● What is expected
Restate each of the lines given below, word for word.

══ Records to process ══

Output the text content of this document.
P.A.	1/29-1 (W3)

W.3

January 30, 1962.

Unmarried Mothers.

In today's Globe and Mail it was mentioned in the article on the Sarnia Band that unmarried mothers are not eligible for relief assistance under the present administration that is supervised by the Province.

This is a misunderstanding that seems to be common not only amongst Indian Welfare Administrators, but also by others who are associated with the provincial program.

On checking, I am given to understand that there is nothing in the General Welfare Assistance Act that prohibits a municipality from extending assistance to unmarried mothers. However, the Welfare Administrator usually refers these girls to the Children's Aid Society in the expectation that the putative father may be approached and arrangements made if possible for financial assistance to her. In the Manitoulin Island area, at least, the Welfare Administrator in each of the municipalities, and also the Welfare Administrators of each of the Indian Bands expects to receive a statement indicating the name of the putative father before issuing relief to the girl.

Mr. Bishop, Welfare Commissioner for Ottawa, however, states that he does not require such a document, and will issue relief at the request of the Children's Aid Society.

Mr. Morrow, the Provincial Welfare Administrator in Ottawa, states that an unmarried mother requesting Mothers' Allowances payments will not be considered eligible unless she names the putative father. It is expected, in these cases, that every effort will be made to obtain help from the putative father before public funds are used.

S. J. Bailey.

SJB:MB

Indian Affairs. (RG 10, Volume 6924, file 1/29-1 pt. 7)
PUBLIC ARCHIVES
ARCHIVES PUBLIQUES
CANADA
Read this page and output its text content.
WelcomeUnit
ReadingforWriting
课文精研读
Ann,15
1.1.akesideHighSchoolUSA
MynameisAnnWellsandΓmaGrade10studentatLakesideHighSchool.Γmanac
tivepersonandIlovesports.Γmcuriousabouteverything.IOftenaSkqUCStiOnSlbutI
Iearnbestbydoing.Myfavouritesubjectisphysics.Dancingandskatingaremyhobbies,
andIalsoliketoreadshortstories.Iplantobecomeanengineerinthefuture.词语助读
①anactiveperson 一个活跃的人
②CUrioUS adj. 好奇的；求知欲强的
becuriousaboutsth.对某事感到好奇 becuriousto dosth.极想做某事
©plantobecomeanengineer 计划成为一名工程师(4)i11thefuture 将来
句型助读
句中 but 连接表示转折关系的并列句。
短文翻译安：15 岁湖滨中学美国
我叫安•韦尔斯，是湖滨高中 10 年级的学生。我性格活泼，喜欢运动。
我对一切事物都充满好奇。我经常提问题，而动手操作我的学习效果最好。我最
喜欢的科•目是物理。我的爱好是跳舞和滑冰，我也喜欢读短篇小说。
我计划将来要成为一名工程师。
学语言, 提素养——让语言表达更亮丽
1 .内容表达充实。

═══

● Answer for this exercise
Output the text content of this document.
P.A.	1/29-1 (W3)

W.3

January 30, 1962.

Unmarried Mothers.

In today's Globe and Mail it was mentioned in the article on the Sarnia Band that unmarried mothers are not eligible for relief assistance under the present administration that is supervised by the Province.

This is a misunderstanding that seems to be common not only amongst Indian Welfare Administrators, but also by others who are associated with the provincial program.

On checking, I am given to understand that there is nothing in the General Welfare Assistance Act that prohibits a municipality from extending assistance to unmarried mothers. However, the Welfare Administrator usually refers these girls to the Children's Aid Society in the expectation that the putative father may be approached and arrangements made if possible for financial assistance to her. In the Manitoulin Island area, at least, the Welfare Administrator in each of the municipalities, and also the Welfare Administrators of each of the Indian Bands expects to receive a statement indicating the name of the putative father before issuing relief to the girl.

Mr. Bishop, Welfare Commissioner for Ottawa, however, states that he does not require such a document, and will issue relief at the request of the Children's Aid Society.

Mr. Morrow, the Provincial Welfare Administrator in Ottawa, states that an unmarried mother requesting Mothers' Allowances payments will not be considered eligible unless she names the putative father. It is expected, in these cases, that every effort will be made to obtain help from the putative father before public funds are used.

S. J. Bailey.

SJB:MB

Indian Affairs. (RG 10, Volume 6924, file 1/29-1 pt. 7)
PUBLIC ARCHIVES
ARCHIVES PUBLIQUES
CANADA
Read this page and output its text content.
WelcomeUnit
ReadingforWriting
课文精研读
Ann,15
1.1.akesideHighSchoolUSA
MynameisAnnWellsandΓmaGrade10studentatLakesideHighSchool.Γmanac
tivepersonandIlovesports.Γmcuriousabouteverything.IOftenaSkqUCStiOnSlbutI
Iearnbestbydoing.Myfavouritesubjectisphysics.Dancingandskatingaremyhobbies,
andIalsoliketoreadshortstories.Iplantobecomeanengineerinthefuture.词语助读
①anactiveperson 一个活跃的人
②CUrioUS adj. 好奇的；求知欲强的
becuriousaboutsth.对某事感到好奇 becuriousto dosth.极想做某事
©plantobecomeanengineer 计划成为一名工程师(4)i11thefuture 将来
句型助读
句中 but 连接表示转折关系的并列句。
短文翻译安：15 岁湖滨中学美国
我叫安•韦尔斯，是湖滨高中 10 年级的学生。我性格活泼，喜欢运动。
我对一切事物都充满好奇。我经常提问题，而动手操作我的学习效果最好。我最
喜欢的科•目是物理。我的爱好是跳舞和滑冰，我也喜欢读短篇小说。
我计划将来要成为一名工程师。
学语言, 提素养——让语言表达更亮丽
1 .内容表达充实。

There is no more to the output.